Data items
— BEGIN —

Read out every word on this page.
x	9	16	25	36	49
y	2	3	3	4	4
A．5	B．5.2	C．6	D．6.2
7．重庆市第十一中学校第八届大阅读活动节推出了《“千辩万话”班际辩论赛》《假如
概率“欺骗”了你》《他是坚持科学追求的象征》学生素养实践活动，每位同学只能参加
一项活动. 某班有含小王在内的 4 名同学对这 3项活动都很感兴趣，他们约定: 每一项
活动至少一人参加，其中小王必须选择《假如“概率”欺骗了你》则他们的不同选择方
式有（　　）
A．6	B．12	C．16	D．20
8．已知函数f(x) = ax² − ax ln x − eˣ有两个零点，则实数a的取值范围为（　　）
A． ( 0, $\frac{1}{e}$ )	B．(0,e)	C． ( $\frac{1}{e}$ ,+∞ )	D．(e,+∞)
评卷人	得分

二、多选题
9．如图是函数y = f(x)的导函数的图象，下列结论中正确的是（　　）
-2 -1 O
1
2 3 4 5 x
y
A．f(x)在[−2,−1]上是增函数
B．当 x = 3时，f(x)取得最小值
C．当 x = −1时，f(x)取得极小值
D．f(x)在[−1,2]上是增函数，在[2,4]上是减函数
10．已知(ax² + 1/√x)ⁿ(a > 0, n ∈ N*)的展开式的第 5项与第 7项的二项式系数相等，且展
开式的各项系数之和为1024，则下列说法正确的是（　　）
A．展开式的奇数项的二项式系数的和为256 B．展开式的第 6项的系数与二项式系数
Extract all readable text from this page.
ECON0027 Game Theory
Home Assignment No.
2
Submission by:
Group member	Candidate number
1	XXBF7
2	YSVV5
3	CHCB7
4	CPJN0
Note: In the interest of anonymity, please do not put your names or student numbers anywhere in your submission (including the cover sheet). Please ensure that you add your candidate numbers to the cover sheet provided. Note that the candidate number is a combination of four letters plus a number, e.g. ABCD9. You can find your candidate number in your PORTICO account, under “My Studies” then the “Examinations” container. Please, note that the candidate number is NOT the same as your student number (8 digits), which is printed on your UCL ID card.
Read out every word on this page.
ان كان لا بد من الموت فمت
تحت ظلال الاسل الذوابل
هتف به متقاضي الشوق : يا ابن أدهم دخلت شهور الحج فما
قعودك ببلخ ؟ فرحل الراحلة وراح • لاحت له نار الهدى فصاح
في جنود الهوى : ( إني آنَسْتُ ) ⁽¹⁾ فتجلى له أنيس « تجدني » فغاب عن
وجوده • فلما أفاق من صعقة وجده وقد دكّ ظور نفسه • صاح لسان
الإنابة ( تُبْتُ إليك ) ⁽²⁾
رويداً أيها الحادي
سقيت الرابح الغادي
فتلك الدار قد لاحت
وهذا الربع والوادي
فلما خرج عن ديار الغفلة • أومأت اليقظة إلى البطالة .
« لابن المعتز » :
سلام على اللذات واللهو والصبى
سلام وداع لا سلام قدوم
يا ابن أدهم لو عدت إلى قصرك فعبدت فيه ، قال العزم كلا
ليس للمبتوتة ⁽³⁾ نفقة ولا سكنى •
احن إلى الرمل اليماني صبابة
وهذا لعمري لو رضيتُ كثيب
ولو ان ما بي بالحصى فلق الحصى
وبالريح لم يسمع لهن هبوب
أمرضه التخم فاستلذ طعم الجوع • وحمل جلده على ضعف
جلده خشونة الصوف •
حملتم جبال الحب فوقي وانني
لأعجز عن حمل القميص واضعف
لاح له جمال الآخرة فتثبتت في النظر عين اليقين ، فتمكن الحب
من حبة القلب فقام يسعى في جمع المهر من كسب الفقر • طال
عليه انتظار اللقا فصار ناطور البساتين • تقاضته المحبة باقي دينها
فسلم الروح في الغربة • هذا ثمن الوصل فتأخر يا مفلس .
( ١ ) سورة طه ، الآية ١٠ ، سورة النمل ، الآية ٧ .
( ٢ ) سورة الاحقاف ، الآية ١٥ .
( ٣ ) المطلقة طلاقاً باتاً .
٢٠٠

— END —

:: Instructions for the task ::
Each line that holds the word "جلده" is to be copied.

:: Solution for this problem ::
أمرضه التخم فاستلذ طعم الجوع • وحمل جلده على ضعف
جلده خشونة الصوف •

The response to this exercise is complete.